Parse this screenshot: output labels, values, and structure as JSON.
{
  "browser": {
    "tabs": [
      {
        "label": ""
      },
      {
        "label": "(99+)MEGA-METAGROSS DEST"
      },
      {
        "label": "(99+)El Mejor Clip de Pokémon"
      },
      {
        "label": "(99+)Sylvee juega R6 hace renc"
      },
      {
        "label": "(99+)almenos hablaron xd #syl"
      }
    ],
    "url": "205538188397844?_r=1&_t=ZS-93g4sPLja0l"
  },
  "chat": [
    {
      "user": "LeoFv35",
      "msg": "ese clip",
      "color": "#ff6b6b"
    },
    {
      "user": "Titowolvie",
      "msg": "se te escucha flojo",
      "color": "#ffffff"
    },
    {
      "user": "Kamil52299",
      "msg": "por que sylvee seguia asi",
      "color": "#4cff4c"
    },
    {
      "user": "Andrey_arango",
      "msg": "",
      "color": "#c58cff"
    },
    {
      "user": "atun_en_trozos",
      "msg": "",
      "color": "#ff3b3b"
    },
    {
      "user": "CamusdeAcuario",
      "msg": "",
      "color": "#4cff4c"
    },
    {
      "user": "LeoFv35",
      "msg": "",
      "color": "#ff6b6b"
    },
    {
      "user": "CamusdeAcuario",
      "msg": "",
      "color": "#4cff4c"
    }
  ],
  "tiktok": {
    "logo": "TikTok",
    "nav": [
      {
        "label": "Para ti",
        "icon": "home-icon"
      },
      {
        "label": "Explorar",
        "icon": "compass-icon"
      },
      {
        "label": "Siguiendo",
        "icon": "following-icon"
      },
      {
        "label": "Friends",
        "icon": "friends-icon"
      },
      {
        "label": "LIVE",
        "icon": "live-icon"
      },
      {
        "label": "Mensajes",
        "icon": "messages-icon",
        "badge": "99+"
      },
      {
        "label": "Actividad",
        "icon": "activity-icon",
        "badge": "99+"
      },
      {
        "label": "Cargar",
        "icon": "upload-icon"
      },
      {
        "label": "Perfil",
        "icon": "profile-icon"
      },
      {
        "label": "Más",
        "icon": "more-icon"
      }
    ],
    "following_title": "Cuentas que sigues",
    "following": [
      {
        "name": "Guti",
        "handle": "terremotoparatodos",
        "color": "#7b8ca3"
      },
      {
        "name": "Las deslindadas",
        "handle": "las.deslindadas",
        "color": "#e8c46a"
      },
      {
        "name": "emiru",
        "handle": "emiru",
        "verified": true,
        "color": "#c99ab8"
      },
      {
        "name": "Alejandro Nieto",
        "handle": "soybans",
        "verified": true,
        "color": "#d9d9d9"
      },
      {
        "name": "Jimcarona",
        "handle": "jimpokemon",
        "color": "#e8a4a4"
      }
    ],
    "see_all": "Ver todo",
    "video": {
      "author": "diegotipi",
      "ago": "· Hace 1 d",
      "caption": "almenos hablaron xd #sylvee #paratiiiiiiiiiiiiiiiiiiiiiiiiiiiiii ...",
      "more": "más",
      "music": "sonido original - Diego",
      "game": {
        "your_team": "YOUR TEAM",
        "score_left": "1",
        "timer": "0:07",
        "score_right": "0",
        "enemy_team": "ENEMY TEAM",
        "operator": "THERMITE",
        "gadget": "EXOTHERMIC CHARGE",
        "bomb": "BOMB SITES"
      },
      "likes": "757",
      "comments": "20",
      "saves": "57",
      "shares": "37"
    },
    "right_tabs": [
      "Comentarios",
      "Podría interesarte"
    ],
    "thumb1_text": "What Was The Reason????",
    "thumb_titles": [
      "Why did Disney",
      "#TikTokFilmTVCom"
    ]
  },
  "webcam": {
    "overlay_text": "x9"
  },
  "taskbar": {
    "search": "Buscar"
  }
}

====================

Show the lines of the records that contain the word "name".

### [Final result]
        "name": "Guti",
        "name": "Las deslindadas",
        "name": "emiru",
        "name": "Alejandro Nieto",
        "name": "Jimcarona",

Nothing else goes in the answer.